:: Source records ::
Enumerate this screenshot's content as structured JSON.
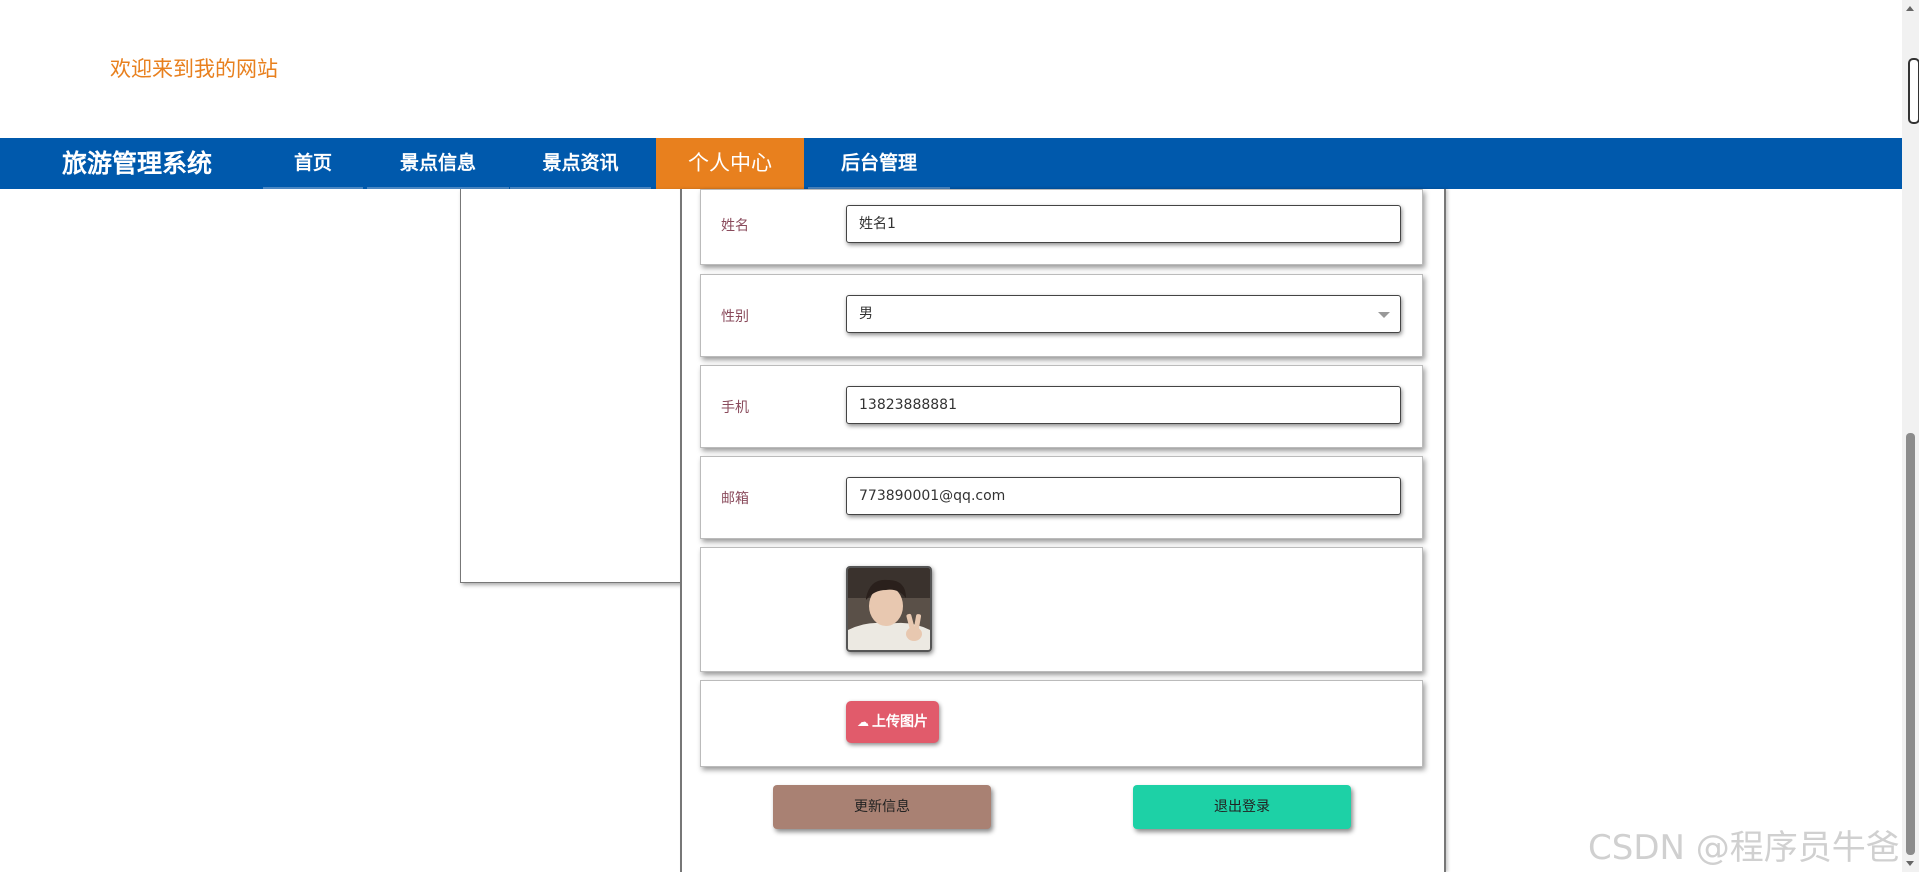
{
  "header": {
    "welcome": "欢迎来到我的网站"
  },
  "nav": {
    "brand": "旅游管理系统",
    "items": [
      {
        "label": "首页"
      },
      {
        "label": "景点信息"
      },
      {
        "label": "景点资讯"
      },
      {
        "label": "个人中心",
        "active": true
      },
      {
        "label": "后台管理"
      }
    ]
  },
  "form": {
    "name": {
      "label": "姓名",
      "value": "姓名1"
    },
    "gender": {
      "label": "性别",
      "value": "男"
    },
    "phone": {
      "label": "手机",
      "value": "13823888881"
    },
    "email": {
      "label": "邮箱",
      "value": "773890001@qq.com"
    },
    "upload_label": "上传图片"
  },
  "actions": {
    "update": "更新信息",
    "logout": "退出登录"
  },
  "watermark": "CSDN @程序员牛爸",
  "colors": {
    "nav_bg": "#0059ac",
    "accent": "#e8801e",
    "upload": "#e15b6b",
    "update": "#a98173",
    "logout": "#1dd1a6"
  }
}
:::
:: Source records ::
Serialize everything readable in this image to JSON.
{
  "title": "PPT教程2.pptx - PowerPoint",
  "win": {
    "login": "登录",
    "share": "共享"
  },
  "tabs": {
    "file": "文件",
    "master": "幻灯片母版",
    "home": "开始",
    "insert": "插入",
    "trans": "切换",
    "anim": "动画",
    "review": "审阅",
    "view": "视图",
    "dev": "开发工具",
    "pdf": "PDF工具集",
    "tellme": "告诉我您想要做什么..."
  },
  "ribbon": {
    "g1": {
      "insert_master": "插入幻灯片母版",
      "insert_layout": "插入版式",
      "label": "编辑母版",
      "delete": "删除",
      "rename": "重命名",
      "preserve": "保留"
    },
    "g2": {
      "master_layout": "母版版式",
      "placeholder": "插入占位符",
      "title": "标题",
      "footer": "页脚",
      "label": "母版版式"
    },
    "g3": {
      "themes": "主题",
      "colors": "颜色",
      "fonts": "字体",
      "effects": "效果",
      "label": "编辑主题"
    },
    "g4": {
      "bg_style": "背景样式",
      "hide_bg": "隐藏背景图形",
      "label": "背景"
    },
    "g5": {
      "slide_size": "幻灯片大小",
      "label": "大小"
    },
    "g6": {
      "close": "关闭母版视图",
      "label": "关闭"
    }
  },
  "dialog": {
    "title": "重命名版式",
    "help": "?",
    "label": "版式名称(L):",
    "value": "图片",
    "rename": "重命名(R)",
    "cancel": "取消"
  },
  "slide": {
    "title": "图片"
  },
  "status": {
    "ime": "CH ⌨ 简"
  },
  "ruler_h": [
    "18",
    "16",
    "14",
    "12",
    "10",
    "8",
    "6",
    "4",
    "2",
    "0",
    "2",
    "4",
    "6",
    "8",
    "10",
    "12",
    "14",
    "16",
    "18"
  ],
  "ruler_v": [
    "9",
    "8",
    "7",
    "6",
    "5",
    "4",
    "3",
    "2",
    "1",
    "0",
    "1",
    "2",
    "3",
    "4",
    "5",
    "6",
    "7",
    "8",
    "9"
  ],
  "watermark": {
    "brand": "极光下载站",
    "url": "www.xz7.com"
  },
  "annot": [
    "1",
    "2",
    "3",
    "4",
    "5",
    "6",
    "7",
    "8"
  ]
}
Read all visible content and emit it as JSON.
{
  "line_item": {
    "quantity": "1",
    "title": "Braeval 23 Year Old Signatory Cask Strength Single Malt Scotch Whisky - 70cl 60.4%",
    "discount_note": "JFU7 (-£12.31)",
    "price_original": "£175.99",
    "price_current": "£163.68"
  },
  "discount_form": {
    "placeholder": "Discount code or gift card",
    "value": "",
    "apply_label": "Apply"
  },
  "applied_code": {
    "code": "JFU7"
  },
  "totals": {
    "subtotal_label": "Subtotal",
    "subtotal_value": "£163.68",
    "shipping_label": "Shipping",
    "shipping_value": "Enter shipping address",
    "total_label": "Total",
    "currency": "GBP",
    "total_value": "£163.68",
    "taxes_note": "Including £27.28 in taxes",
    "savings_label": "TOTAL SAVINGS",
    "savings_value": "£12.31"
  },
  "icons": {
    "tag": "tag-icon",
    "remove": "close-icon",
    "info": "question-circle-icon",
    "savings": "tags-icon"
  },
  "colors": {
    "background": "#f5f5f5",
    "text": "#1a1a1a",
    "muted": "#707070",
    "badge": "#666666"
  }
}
:::
:: Source records ::
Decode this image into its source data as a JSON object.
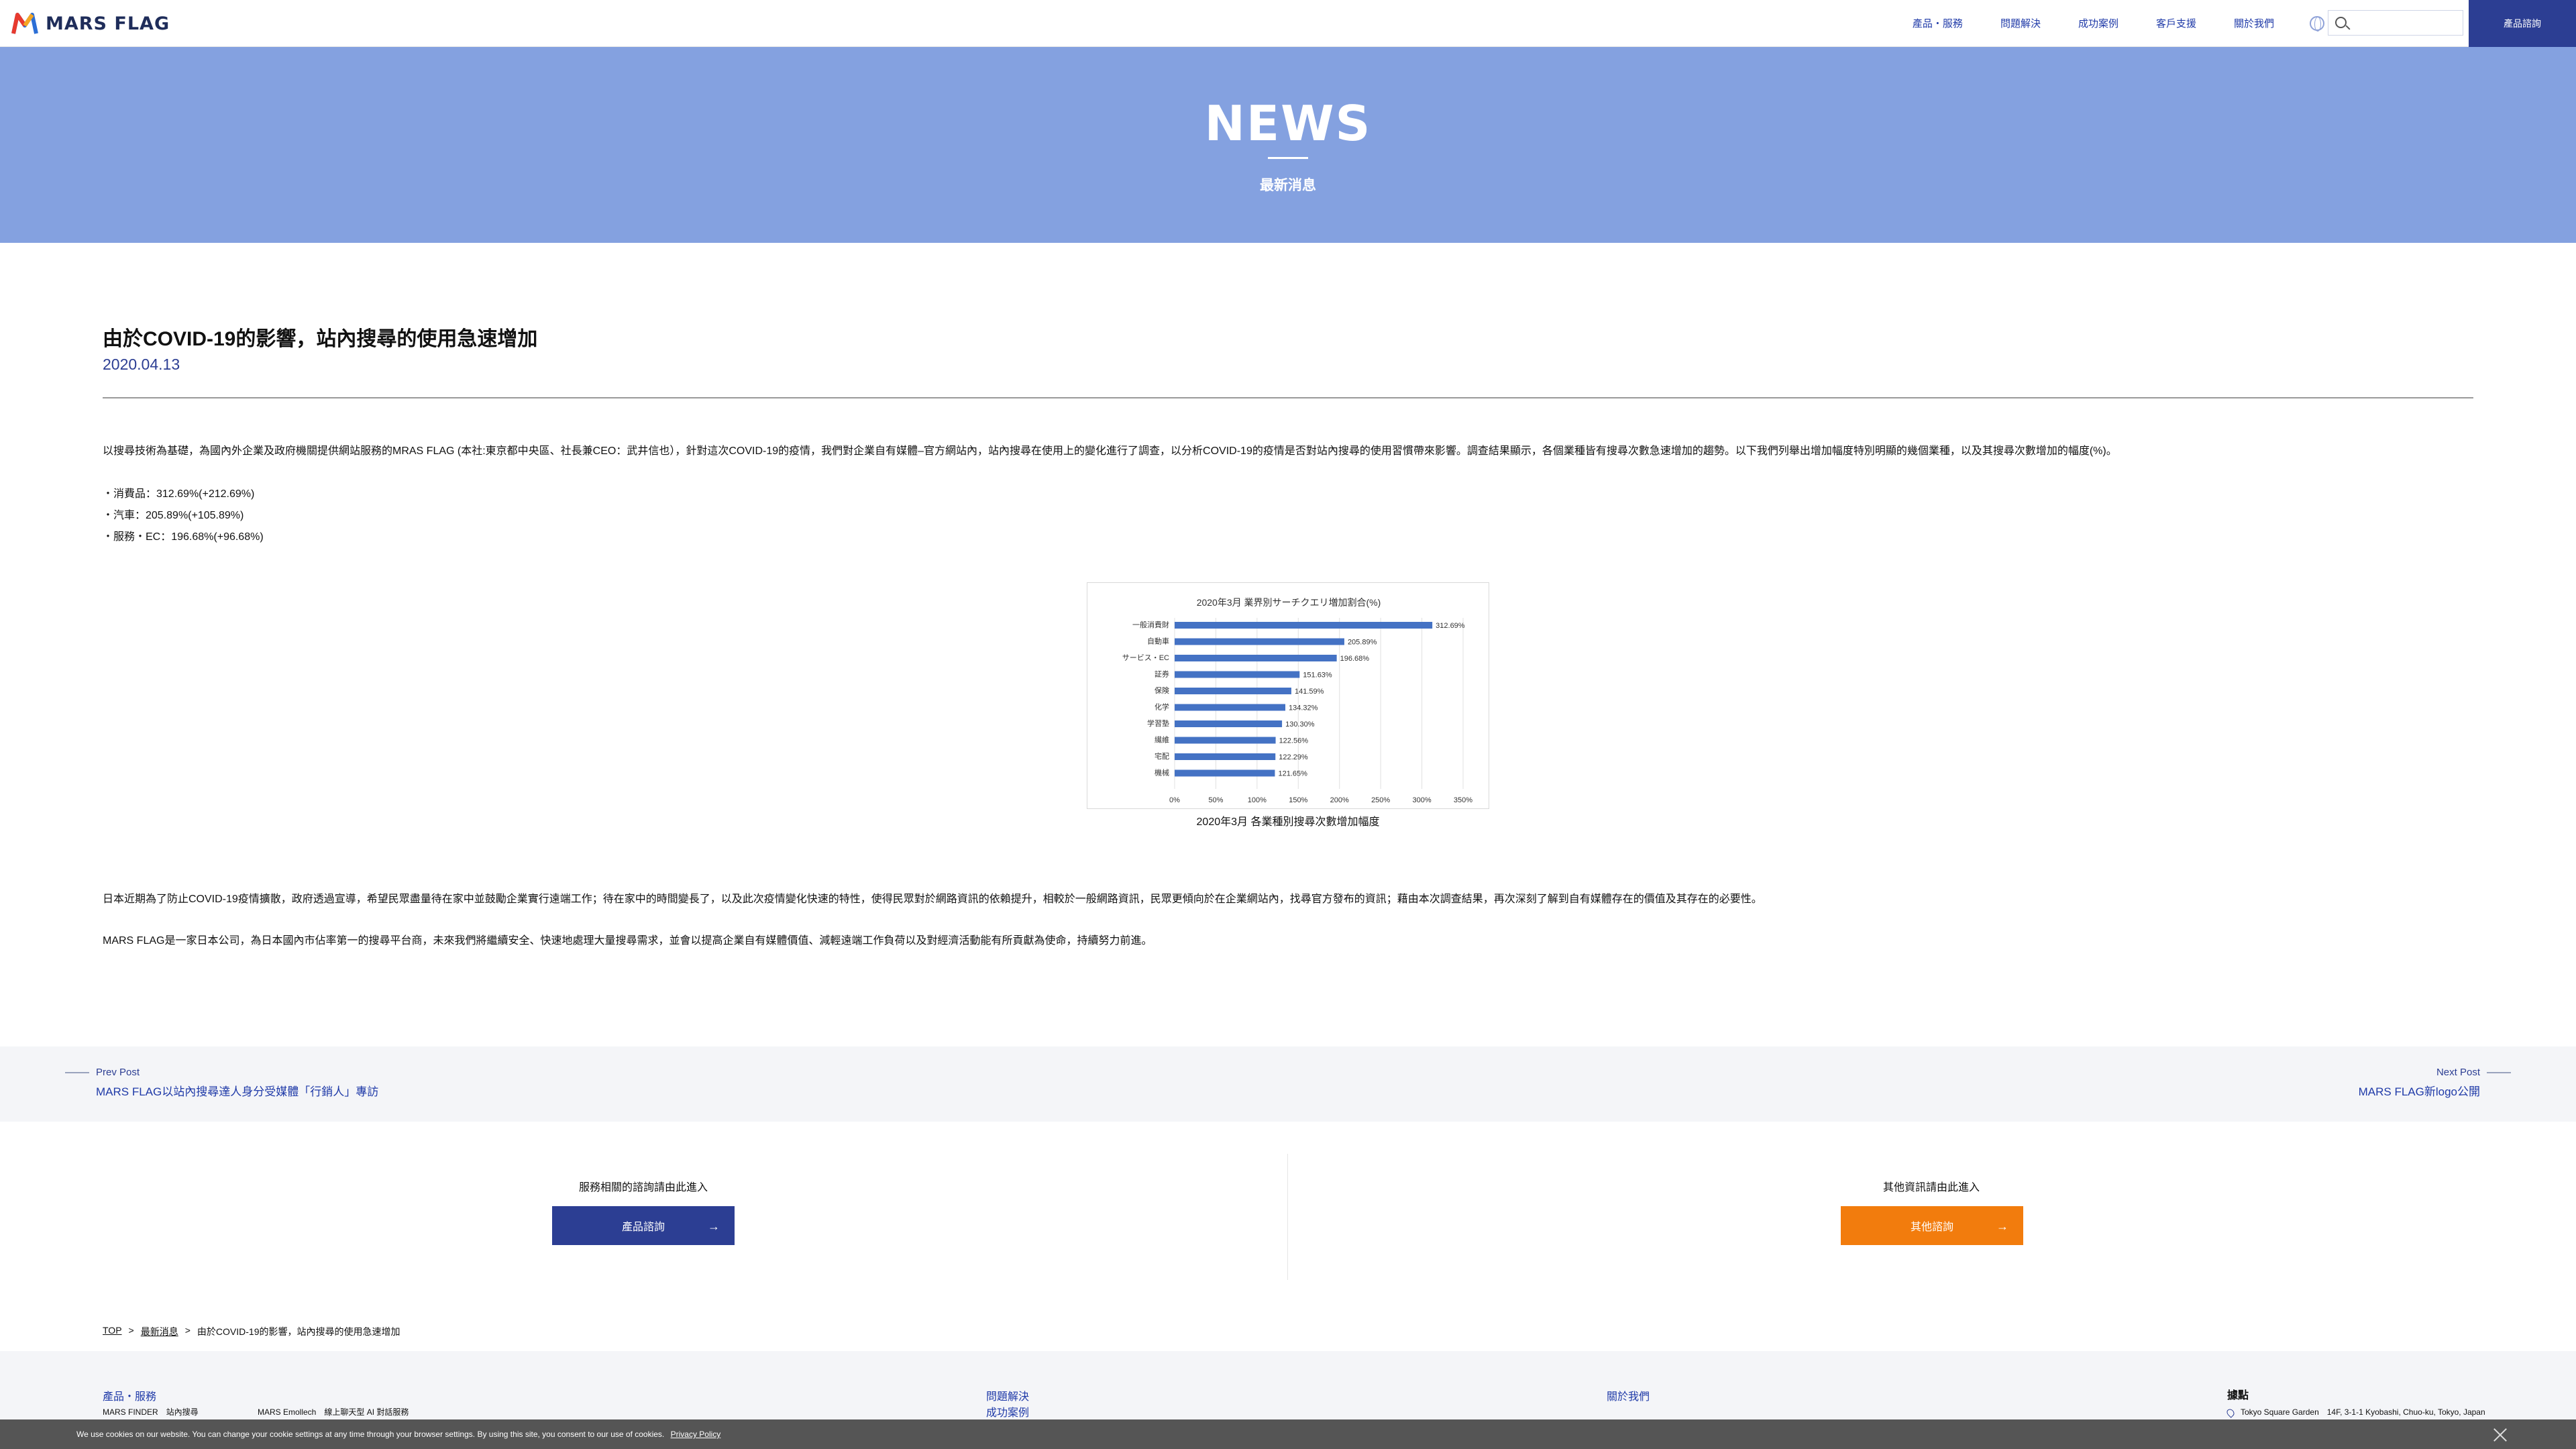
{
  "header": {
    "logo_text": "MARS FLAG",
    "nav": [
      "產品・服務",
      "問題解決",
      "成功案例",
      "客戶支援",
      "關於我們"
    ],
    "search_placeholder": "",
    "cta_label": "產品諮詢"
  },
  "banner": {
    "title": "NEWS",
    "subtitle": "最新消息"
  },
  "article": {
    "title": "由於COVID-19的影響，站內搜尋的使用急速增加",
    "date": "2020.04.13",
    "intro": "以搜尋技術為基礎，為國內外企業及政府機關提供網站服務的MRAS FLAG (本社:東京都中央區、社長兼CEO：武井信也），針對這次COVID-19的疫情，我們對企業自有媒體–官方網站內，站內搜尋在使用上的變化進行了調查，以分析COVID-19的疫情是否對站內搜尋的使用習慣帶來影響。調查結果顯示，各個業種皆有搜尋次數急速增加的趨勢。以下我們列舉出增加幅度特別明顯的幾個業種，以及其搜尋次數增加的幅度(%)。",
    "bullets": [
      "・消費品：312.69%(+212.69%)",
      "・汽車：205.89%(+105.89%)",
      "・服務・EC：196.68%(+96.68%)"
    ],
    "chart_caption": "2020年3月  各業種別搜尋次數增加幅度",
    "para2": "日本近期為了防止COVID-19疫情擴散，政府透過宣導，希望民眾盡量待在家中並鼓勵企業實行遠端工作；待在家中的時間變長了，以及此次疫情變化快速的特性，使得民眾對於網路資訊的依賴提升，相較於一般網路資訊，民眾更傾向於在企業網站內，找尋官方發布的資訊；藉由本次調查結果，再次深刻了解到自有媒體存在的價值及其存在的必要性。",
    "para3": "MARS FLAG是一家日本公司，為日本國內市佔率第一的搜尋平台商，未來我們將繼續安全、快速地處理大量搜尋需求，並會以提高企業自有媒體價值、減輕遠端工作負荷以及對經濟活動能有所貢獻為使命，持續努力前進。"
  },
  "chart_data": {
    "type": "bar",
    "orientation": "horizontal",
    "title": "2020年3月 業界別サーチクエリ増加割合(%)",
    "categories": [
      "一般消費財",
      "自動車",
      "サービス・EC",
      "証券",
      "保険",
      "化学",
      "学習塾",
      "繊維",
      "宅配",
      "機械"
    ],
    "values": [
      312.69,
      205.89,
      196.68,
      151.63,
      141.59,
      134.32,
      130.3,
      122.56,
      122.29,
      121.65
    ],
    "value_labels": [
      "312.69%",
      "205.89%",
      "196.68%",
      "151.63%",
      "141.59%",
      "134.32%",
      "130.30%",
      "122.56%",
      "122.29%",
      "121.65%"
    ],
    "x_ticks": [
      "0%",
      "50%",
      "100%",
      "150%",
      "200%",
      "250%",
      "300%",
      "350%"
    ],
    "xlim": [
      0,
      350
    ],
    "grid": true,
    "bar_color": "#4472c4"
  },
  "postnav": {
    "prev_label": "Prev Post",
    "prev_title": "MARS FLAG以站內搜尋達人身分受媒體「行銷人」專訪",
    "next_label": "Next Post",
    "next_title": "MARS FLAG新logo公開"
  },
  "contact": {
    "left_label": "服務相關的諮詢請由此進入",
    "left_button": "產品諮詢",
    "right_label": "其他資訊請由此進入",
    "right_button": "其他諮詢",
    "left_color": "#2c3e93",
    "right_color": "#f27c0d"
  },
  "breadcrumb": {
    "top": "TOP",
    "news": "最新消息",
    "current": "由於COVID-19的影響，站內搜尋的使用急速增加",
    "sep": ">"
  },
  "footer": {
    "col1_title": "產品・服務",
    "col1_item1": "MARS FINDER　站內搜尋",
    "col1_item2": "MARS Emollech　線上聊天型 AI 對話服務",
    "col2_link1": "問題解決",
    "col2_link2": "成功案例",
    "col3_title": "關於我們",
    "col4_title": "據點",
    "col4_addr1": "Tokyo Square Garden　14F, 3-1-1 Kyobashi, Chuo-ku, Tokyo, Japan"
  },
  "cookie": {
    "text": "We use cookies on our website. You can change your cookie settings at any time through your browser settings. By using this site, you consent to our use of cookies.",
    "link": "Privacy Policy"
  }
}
:::
#### Stated goal
Scan the material for lines with the word "站內搜尋的使用急速增加", and copy each line you find.

#### Problem solution
    "title": "由於COVID-19的影響，站內搜尋的使用急速增加",
    "current": "由於COVID-19的影響，站內搜尋的使用急速增加",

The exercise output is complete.